■ Stated exercise ■
Below is a listing to transcribe in full and exactly; keep the pictures out.

[Source data]
^^^^^^^^^^^^^^^^
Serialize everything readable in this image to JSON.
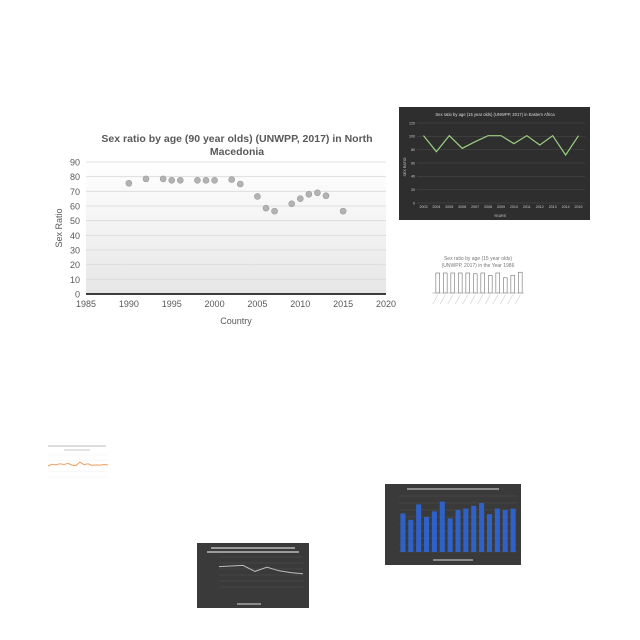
{
  "chart_data": [
    {
      "id": "main",
      "type": "scatter",
      "title": "Sex ratio by age (90 year olds) (UNWPP, 2017) in North Macedonia",
      "title_lines": [
        "Sex ratio by age (90 year olds) (UNWPP, 2017) in North",
        "Macedonia"
      ],
      "xlabel": "Country",
      "ylabel": "Sex Ratio",
      "xlim": [
        1985,
        2020
      ],
      "ylim": [
        0,
        90
      ],
      "xticks": [
        1985,
        1990,
        1995,
        2000,
        2005,
        2010,
        2015,
        2020
      ],
      "yticks": [
        0,
        10,
        20,
        30,
        40,
        50,
        60,
        70,
        80,
        90
      ],
      "grid": true,
      "x": [
        1990,
        1992,
        1994,
        1995,
        1996,
        1998,
        1999,
        2000,
        2002,
        2003,
        2005,
        2006,
        2007,
        2009,
        2010,
        2011,
        2012,
        2013,
        2015
      ],
      "y": [
        75.5,
        78.5,
        78.5,
        77.5,
        77.5,
        77.5,
        77.5,
        77.5,
        78,
        75,
        66.5,
        58.5,
        56.5,
        61.5,
        65,
        68,
        69,
        67,
        56.5
      ]
    },
    {
      "id": "top-right",
      "type": "line",
      "title": "Sex ratio by age (15 year olds) (UNWPP, 2017) in Eastern Africa",
      "xlabel": "YEARS",
      "ylabel": "SEX RATIO",
      "ylim": [
        0,
        120
      ],
      "yticks": [
        0,
        20,
        40,
        60,
        80,
        100,
        120
      ],
      "categories": [
        "2003",
        "2004",
        "2005",
        "2006",
        "2007",
        "2008",
        "2009",
        "2010",
        "2011",
        "2012",
        "2013",
        "2014",
        "2015"
      ],
      "values": [
        101,
        77,
        101,
        82,
        92,
        101,
        101,
        89,
        101,
        87,
        101,
        72,
        101
      ],
      "colors": {
        "background": "#2e2e2e",
        "line": "#9ccf80"
      }
    },
    {
      "id": "mid-right",
      "type": "bar",
      "title_lines": [
        "Sex ratio by age (15 year olds)",
        "(UNWPP, 2017) in the Year 1986"
      ],
      "values": [
        100,
        100,
        100,
        100,
        100,
        96,
        100,
        88,
        100,
        76,
        88,
        104
      ],
      "ylim": [
        0,
        120
      ]
    },
    {
      "id": "mid-left",
      "type": "line",
      "values": [
        50,
        58,
        55,
        60,
        57,
        62,
        54,
        52,
        68,
        56,
        60,
        53,
        55,
        54,
        57,
        55
      ],
      "ylim": [
        0,
        100
      ],
      "colors": {
        "line": "#f0a060"
      }
    },
    {
      "id": "bottom-right",
      "type": "bar",
      "ylabel": "",
      "values": [
        55,
        46,
        68,
        50,
        58,
        72,
        48,
        60,
        62,
        66,
        70,
        54,
        62,
        60,
        62
      ],
      "ylim": [
        0,
        80
      ],
      "yticks": [
        0,
        10,
        20,
        30,
        40,
        50,
        60,
        70,
        80
      ],
      "colors": {
        "background": "#3a3a3a",
        "bar": "#2e62c8"
      }
    },
    {
      "id": "bottom-mid",
      "type": "line",
      "values": [
        68,
        70,
        72,
        52,
        66,
        54,
        48,
        44
      ],
      "ylim": [
        0,
        100
      ],
      "colors": {
        "background": "#3a3a3a",
        "line": "#bcbcbc"
      }
    }
  ]
}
^^^^^^^^^^^^^^^^
■ Answer below ■
Serialize everything readable in this image to JSON.
{
  "chart_data": [
    {
      "id": "main",
      "type": "scatter",
      "title": "Sex ratio by age (90 year olds) (UNWPP, 2017) in North Macedonia",
      "title_lines": [
        "Sex ratio by age (90 year olds) (UNWPP, 2017) in North",
        "Macedonia"
      ],
      "xlabel": "Country",
      "ylabel": "Sex Ratio",
      "xlim": [
        1985,
        2020
      ],
      "ylim": [
        0,
        90
      ],
      "xticks": [
        1985,
        1990,
        1995,
        2000,
        2005,
        2010,
        2015,
        2020
      ],
      "yticks": [
        0,
        10,
        20,
        30,
        40,
        50,
        60,
        70,
        80,
        90
      ],
      "grid": true,
      "x": [
        1990,
        1992,
        1994,
        1995,
        1996,
        1998,
        1999,
        2000,
        2002,
        2003,
        2005,
        2006,
        2007,
        2009,
        2010,
        2011,
        2012,
        2013,
        2015
      ],
      "y": [
        75.5,
        78.5,
        78.5,
        77.5,
        77.5,
        77.5,
        77.5,
        77.5,
        78,
        75,
        66.5,
        58.5,
        56.5,
        61.5,
        65,
        68,
        69,
        67,
        56.5
      ]
    },
    {
      "id": "top-right",
      "type": "line",
      "title": "Sex ratio by age (15 year olds) (UNWPP, 2017) in Eastern Africa",
      "xlabel": "YEARS",
      "ylabel": "SEX RATIO",
      "ylim": [
        0,
        120
      ],
      "yticks": [
        0,
        20,
        40,
        60,
        80,
        100,
        120
      ],
      "categories": [
        "2003",
        "2004",
        "2005",
        "2006",
        "2007",
        "2008",
        "2009",
        "2010",
        "2011",
        "2012",
        "2013",
        "2014",
        "2015"
      ],
      "values": [
        101,
        77,
        101,
        82,
        92,
        101,
        101,
        89,
        101,
        87,
        101,
        72,
        101
      ],
      "colors": {
        "background": "#2e2e2e",
        "line": "#9ccf80"
      }
    },
    {
      "id": "mid-right",
      "type": "bar",
      "title_lines": [
        "Sex ratio by age (15 year olds)",
        "(UNWPP, 2017) in the Year 1986"
      ],
      "values": [
        100,
        100,
        100,
        100,
        100,
        96,
        100,
        88,
        100,
        76,
        88,
        104
      ],
      "ylim": [
        0,
        120
      ]
    },
    {
      "id": "mid-left",
      "type": "line",
      "values": [
        50,
        58,
        55,
        60,
        57,
        62,
        54,
        52,
        68,
        56,
        60,
        53,
        55,
        54,
        57,
        55
      ],
      "ylim": [
        0,
        100
      ],
      "colors": {
        "line": "#f0a060"
      }
    },
    {
      "id": "bottom-right",
      "type": "bar",
      "ylabel": "",
      "values": [
        55,
        46,
        68,
        50,
        58,
        72,
        48,
        60,
        62,
        66,
        70,
        54,
        62,
        60,
        62
      ],
      "ylim": [
        0,
        80
      ],
      "yticks": [
        0,
        10,
        20,
        30,
        40,
        50,
        60,
        70,
        80
      ],
      "colors": {
        "background": "#3a3a3a",
        "bar": "#2e62c8"
      }
    },
    {
      "id": "bottom-mid",
      "type": "line",
      "values": [
        68,
        70,
        72,
        52,
        66,
        54,
        48,
        44
      ],
      "ylim": [
        0,
        100
      ],
      "colors": {
        "background": "#3a3a3a",
        "line": "#bcbcbc"
      }
    }
  ]
}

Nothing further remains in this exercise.